## TEXT BLOCK:
+===+

29 08 13 Aljazeera: UN helicopters strike Congolese rebels

The fighting began just
before 8am on Wednesday in the hills of the Kibati area, about 15km north
of the provincial capital of Goma, according to both a government and a UN
spokesman.

The rebels
confirmed that they had been attacked by ground troops as well as from the
air.

"There was a big
offensive this morning. The government's army, helped by the United
Nations, attacked our positions near Goma with aircrafts, with combat
tanks and with infantry," said the president of the M23
rebel movement, Bertrand Bisimwa.

Army spokesman Lieutenant
Colonel Olivier Hamuli said the UN brigade and regular UN peacekeepers had
supported government forces with heavy artillery and attack helicopters.

"Combat is ongoing and
there has been an intense bombardment of Kibati," he told the Reuters
news agency. "It's going well. We have not advanced much but M23
is gaining no territory."

'Support role'

The UN's intervention
brigade was created as a result of intense international pressure after
the rebels briefly held Goma late last year, and UN peacekeeping forces
stood by because they were only authorised to protect civilians.

+===+

## DATASET ROWS:
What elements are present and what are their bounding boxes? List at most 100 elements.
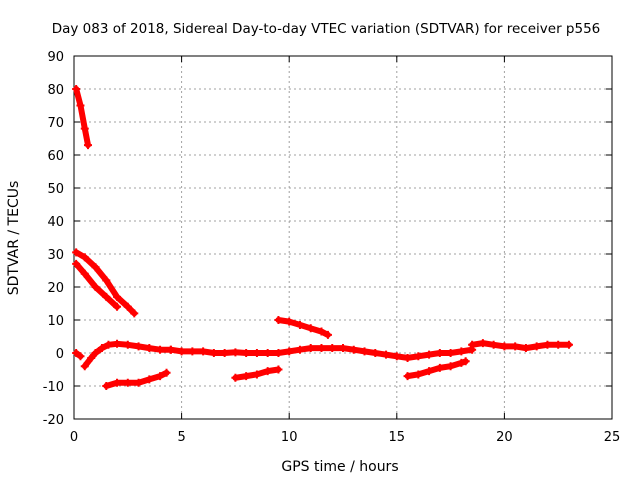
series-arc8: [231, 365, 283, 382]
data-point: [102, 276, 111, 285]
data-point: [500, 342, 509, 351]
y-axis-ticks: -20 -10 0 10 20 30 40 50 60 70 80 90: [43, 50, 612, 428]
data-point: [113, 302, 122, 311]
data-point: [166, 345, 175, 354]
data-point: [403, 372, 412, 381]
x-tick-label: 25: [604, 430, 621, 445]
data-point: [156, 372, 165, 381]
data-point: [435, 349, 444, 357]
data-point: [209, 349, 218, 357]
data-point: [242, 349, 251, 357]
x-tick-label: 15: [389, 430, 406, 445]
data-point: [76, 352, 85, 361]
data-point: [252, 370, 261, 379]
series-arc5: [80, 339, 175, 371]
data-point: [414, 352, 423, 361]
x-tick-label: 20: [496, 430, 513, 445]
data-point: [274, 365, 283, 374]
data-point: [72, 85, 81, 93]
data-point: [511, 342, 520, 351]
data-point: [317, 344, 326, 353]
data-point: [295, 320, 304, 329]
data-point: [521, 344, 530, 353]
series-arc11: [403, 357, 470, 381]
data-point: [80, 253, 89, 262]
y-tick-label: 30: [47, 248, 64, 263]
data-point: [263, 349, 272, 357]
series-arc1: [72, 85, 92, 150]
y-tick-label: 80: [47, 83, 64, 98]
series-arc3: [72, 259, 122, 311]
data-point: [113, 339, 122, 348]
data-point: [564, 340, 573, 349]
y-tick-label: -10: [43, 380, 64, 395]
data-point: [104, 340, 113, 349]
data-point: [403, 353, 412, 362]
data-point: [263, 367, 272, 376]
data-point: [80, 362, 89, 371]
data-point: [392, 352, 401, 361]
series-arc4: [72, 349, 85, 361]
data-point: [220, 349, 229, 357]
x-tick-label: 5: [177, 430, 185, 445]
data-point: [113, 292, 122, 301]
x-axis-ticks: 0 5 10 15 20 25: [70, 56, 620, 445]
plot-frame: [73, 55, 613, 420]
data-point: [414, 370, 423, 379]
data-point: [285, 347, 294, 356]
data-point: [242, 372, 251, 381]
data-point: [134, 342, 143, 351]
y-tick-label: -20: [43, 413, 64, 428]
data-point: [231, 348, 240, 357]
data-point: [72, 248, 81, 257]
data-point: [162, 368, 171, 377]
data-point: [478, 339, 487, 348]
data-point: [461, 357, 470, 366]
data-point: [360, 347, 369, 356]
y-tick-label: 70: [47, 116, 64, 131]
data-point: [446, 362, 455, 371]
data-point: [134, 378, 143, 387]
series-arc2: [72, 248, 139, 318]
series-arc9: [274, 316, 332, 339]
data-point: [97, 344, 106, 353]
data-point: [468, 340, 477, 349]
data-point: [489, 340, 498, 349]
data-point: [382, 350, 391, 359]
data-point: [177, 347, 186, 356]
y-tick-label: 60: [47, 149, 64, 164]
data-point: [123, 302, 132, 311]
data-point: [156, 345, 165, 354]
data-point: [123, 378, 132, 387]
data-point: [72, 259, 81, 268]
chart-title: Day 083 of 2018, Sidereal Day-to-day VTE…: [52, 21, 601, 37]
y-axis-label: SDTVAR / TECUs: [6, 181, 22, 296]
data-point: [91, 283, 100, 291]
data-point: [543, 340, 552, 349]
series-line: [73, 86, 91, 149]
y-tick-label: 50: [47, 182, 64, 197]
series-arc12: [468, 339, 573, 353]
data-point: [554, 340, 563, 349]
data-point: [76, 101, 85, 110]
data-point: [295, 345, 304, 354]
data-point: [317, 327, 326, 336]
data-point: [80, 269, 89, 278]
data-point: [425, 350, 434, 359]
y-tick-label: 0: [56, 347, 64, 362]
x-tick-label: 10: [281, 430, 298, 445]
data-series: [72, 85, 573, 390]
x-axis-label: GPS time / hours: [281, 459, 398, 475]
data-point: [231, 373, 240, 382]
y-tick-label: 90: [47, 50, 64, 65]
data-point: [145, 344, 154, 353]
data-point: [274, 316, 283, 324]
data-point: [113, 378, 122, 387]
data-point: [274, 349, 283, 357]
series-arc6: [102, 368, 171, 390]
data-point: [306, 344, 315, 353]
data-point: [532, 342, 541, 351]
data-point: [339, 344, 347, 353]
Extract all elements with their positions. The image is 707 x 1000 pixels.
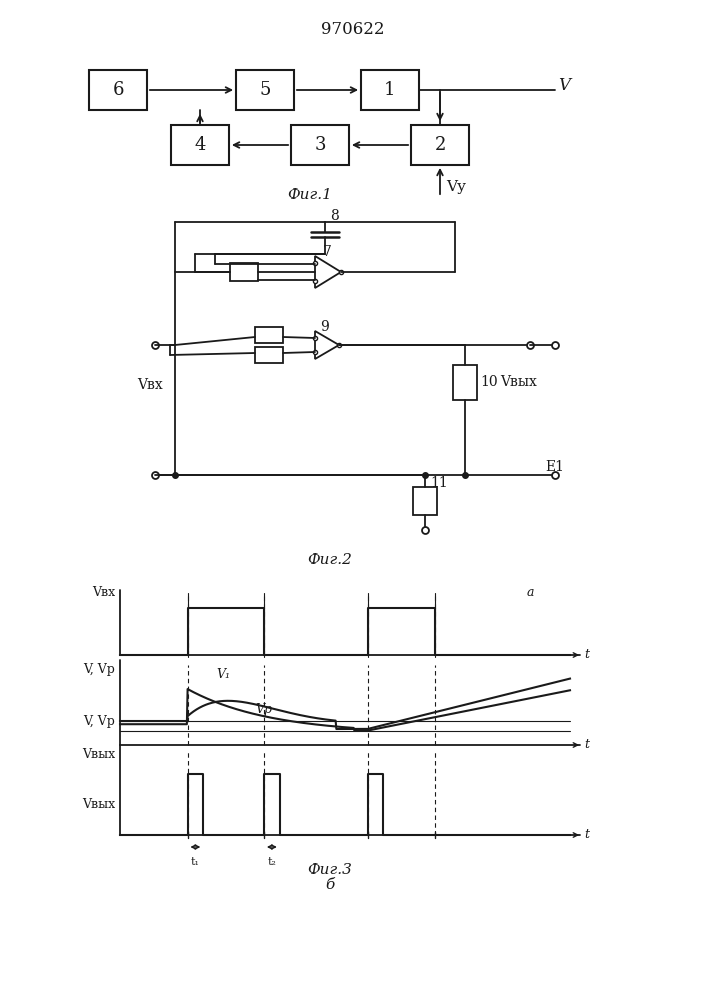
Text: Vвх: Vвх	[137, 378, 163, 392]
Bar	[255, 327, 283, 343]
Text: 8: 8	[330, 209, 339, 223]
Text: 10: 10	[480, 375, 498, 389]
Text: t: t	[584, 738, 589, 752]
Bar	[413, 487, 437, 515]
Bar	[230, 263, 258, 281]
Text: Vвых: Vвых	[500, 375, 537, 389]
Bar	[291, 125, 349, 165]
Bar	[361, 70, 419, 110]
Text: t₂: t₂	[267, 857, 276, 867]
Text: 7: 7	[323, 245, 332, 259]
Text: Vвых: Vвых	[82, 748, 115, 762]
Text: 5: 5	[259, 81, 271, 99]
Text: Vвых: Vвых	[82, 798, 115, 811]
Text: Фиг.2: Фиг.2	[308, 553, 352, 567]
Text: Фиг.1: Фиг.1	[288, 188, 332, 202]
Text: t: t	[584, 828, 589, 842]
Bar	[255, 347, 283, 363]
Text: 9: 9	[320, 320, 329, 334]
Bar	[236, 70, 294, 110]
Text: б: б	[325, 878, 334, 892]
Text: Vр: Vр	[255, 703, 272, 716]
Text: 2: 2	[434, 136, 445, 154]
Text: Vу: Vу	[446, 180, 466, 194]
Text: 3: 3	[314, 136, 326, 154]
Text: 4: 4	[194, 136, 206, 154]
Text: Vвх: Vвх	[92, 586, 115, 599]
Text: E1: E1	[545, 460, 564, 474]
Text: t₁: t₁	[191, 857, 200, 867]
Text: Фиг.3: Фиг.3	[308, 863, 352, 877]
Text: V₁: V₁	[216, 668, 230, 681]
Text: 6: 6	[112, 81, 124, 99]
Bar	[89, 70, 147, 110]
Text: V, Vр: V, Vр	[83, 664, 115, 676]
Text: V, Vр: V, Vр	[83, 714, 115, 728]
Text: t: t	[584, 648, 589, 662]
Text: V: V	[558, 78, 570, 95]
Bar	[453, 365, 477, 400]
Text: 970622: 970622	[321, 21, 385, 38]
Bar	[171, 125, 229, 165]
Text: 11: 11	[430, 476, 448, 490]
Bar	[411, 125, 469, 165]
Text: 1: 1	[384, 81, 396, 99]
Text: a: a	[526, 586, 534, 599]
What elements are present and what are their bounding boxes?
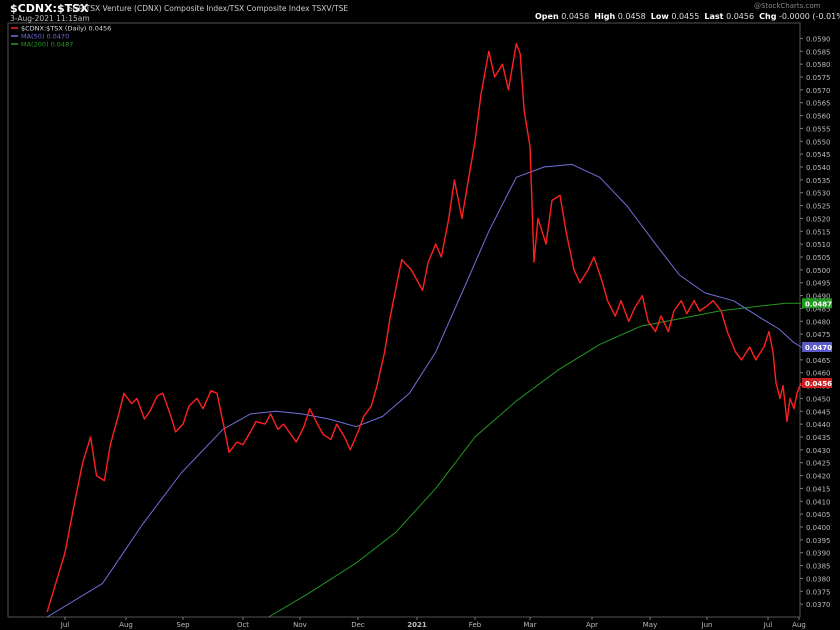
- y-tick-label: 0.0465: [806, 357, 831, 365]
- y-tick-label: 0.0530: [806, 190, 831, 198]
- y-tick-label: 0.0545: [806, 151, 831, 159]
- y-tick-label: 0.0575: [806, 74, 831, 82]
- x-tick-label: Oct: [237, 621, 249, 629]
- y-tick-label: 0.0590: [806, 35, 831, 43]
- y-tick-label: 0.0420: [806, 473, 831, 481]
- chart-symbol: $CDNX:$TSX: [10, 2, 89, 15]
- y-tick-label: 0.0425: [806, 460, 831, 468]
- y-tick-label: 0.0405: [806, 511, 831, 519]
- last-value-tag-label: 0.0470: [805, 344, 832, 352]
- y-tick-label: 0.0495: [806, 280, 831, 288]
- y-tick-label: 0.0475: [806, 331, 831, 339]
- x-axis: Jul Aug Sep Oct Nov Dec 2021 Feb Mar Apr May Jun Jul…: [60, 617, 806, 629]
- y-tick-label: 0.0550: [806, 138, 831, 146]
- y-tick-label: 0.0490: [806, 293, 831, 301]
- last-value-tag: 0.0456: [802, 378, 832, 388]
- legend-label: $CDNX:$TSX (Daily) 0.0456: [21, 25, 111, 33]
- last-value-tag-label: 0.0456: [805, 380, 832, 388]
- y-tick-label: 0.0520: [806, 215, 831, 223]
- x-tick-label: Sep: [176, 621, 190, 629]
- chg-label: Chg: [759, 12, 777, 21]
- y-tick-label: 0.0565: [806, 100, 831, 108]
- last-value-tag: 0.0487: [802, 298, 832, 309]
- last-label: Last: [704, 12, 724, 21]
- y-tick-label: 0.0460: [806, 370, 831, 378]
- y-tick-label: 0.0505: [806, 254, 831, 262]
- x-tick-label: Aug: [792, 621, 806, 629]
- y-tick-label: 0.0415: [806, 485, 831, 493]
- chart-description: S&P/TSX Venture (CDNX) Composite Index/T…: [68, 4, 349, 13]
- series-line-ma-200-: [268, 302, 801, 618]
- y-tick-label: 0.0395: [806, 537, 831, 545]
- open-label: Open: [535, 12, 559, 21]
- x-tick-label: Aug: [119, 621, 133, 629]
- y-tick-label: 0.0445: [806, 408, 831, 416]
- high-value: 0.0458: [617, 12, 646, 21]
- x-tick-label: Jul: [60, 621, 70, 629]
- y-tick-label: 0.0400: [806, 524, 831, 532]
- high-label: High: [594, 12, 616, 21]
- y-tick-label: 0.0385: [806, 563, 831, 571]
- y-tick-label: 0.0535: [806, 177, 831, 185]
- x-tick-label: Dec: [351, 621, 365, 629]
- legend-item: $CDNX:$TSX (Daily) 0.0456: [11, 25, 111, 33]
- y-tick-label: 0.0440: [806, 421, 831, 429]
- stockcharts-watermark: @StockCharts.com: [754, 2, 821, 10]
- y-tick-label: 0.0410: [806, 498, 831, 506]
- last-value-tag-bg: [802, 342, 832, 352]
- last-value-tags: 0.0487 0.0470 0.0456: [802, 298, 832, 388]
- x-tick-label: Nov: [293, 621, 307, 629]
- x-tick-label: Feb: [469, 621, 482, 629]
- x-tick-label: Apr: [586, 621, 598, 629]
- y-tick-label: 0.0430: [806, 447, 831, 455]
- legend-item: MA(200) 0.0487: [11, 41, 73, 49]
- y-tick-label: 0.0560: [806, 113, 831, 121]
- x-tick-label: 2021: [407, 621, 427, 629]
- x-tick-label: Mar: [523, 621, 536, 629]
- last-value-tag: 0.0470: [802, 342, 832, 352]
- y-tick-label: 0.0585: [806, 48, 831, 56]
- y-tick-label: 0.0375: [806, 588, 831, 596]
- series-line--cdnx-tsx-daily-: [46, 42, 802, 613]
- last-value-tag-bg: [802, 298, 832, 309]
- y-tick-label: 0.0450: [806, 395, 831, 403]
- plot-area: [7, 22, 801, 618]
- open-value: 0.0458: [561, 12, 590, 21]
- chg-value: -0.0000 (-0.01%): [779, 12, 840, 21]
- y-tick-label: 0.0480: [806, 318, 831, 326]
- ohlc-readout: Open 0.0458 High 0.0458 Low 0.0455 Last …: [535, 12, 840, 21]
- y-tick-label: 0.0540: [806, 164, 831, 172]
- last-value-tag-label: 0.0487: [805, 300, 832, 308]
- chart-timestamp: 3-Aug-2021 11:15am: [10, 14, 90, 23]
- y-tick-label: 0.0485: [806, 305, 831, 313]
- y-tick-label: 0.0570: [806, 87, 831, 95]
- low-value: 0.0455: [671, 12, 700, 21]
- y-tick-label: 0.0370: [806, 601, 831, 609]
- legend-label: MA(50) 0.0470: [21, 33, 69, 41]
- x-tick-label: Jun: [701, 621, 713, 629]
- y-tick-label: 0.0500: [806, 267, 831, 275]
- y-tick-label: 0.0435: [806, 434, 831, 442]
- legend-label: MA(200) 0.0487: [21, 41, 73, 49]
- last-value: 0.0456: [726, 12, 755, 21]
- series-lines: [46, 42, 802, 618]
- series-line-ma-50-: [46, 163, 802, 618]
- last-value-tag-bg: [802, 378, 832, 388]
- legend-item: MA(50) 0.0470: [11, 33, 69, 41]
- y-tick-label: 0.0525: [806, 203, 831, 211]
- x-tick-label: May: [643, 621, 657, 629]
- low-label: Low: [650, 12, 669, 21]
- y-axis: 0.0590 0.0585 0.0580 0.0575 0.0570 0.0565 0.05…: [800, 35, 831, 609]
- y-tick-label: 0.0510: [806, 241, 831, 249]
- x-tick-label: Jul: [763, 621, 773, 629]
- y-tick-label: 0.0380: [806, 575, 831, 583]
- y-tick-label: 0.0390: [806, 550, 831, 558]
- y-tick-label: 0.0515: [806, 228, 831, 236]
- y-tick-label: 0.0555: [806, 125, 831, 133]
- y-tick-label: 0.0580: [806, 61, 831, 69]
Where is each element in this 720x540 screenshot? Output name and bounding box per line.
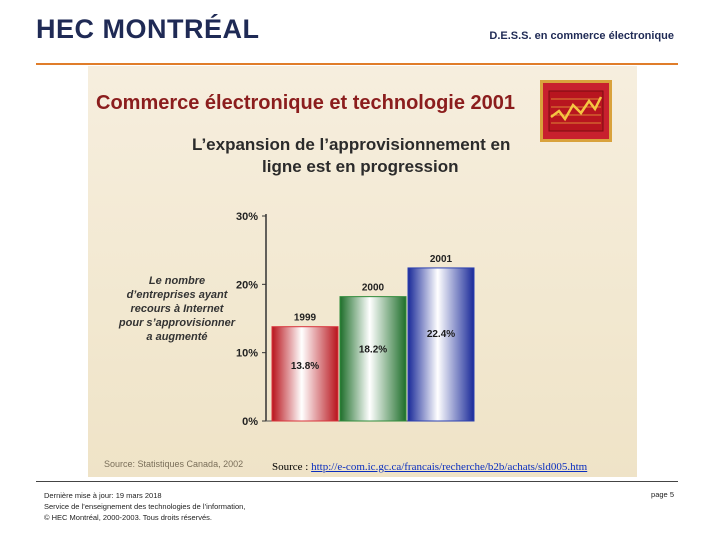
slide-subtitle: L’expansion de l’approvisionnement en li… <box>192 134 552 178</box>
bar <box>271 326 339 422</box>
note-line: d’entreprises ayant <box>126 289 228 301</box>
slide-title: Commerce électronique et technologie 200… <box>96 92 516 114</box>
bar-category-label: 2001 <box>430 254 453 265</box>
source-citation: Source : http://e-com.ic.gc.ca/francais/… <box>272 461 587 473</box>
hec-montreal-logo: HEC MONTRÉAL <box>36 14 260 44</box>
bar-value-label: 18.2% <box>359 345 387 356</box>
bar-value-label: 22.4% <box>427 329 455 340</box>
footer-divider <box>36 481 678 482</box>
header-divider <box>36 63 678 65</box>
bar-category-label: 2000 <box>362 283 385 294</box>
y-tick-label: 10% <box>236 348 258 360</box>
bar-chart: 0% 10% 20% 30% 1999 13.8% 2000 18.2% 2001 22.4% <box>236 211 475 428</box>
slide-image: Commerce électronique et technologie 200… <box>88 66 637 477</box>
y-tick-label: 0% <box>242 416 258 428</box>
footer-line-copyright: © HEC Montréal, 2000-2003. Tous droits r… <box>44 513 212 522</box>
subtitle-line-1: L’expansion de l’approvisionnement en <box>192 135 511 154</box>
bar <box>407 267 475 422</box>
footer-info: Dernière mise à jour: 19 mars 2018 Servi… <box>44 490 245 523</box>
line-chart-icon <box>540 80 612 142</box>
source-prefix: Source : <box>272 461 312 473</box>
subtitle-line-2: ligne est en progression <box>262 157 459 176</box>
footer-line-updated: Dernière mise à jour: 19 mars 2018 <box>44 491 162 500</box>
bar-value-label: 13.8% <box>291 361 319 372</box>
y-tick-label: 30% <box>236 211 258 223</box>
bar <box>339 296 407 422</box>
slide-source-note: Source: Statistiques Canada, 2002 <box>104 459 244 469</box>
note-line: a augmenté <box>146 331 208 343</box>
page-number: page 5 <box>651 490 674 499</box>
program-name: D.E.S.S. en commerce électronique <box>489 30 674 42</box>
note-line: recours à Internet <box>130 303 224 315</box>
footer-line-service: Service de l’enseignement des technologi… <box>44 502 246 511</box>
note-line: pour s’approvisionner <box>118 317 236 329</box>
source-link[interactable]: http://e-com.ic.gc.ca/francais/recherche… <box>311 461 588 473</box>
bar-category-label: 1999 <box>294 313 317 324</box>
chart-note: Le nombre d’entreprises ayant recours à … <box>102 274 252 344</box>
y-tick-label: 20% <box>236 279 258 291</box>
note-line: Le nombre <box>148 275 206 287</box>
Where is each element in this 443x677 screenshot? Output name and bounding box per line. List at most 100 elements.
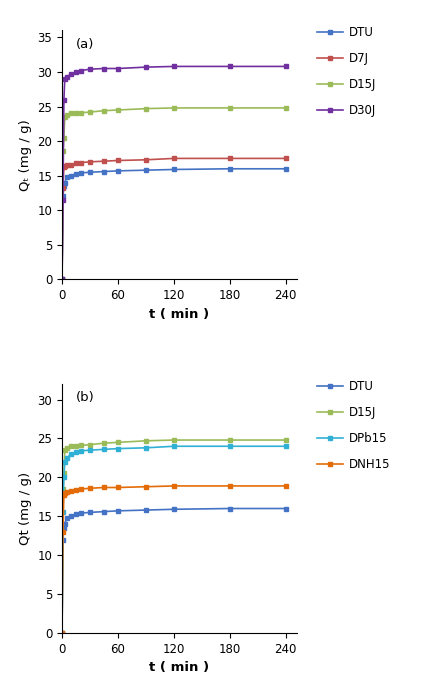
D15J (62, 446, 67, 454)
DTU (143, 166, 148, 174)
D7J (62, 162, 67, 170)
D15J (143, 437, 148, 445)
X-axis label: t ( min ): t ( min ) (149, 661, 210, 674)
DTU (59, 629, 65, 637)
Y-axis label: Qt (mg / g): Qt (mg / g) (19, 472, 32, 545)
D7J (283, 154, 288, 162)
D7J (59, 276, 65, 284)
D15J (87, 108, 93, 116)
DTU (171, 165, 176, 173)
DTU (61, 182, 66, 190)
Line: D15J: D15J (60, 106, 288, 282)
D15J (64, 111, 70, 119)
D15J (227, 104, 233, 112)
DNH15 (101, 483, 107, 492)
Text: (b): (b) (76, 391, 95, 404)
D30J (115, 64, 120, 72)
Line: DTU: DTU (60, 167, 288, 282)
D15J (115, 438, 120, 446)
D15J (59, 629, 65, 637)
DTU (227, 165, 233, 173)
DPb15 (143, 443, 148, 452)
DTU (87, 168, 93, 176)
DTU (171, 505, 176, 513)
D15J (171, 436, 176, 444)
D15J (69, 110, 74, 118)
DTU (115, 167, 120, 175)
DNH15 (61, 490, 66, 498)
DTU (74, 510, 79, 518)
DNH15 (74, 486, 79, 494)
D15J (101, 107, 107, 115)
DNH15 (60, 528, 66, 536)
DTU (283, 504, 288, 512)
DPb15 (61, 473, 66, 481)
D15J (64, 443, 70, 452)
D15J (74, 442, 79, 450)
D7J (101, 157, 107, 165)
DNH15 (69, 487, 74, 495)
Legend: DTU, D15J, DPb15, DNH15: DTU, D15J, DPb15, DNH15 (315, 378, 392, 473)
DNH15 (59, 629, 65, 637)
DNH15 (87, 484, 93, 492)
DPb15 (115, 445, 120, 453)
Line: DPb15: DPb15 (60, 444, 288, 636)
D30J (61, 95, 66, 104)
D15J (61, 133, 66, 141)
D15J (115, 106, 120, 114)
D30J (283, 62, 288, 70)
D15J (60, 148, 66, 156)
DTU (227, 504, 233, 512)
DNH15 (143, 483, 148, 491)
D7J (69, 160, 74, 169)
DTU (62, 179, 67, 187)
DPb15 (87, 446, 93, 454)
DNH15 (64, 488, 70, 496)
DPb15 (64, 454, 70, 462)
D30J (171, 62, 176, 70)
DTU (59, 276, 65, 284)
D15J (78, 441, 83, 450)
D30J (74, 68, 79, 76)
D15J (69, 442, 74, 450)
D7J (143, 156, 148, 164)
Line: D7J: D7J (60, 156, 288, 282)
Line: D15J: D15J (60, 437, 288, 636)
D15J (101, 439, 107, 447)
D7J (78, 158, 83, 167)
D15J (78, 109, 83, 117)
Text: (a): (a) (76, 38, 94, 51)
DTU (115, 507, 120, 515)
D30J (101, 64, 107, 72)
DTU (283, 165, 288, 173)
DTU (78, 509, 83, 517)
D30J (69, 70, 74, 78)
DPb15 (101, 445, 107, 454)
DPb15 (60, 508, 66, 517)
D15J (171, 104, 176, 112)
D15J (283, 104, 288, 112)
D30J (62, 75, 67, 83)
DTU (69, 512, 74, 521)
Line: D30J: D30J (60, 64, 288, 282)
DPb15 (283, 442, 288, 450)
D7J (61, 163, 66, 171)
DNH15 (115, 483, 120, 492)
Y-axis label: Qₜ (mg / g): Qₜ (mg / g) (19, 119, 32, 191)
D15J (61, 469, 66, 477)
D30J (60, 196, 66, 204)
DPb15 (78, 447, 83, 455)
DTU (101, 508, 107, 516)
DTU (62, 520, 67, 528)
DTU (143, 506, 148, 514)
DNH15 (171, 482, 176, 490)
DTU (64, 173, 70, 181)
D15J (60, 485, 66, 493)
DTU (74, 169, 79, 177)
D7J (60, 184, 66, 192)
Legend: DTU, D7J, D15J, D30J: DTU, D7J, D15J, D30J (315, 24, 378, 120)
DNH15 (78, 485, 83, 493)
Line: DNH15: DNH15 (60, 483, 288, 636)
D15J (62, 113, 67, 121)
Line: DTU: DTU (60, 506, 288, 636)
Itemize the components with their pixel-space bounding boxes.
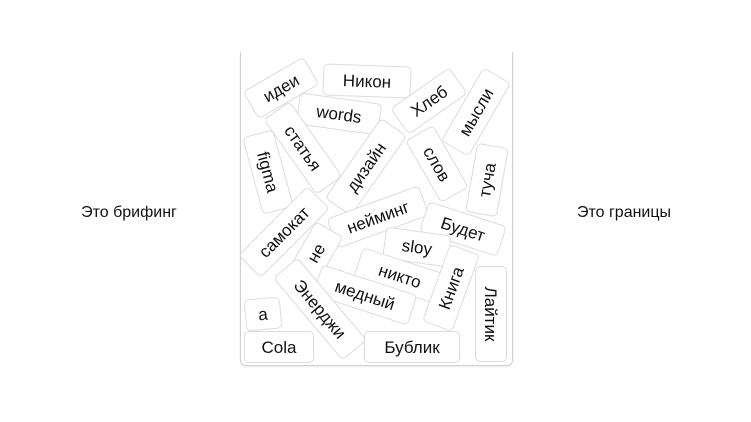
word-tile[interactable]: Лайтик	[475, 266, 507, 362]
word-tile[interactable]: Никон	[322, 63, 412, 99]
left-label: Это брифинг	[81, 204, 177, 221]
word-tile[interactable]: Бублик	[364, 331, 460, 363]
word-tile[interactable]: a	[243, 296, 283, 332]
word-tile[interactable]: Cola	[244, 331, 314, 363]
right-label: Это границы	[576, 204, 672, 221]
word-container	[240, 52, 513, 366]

+===+

## STATED GOAL 1:
List every organization named in the news article about the UN strike on Congolese rebels.
## STATED GOAL 2:
Reproduce the stretch of the news article from "The fighting began" through "rebel movement, Bertrand Bisimwa.".
## STATED GOAL 3:
Carry on writing the news article about the UN helicopter strike from where it stops.
The records are separate material and are not part of the news article.

## FINAL ANSWER 1:
Aljazeera, the United Nations (UN), the M23 rebel movement, and Reuters.

## FINAL ANSWER 2:
The fighting began just
before 8am on Wednesday in the hills of the Kibati area, about 15km north
of the provincial capital of Goma, according to both a government and a UN
spokesman.

The rebels
confirmed that they had been attacked by ground troops as well as from the
air.

"There was a big
offensive this morning. The government's army, helped by the United
Nations, attacked our positions near Goma with aircrafts, with combat
tanks and with infantry," said the president of the M23
rebel movement, Bertrand Bisimwa.

## FINAL ANSWER 3:
The UN Security Council
approved the creation of the intervention brigade in March, giving the
troops an expanded mandate allowing them to fight the M23 rebels.

In the weeks since the
brigade has been deployed in eastern Congo, officials have given
mixed messages about its role in the conflict, always stressing that the
brigade was fighting "alongside" or "behind"
Congolese army troops.

On Wednesday, officials
reiterated that they were playing a support role.

"The main engagement
is by the [Congolese] forces," said Siphiwe Dlamini, a spokesman for
the South African military, which contributed South African troops to the
brigade. "We are retaliating and going on the offensive."

Lieutenant Colonel Felix
Basse, the military spokesman for the UN peacekeeping mission, known as
MONUSCO, also said that UN forces were taking part in the fighting
alongside the Congolese army on Wednesday.

"MONUSCO has enlisted
all of its attack helicopters and its artillery… to push back the M23
offensive that is under way right now on the hills of Kibati," he
told journalists in the capital of Kinshasa.

The M23 fighters launched
their rebellion last year and peace talks with the Congolese government
have repeatedly stalled.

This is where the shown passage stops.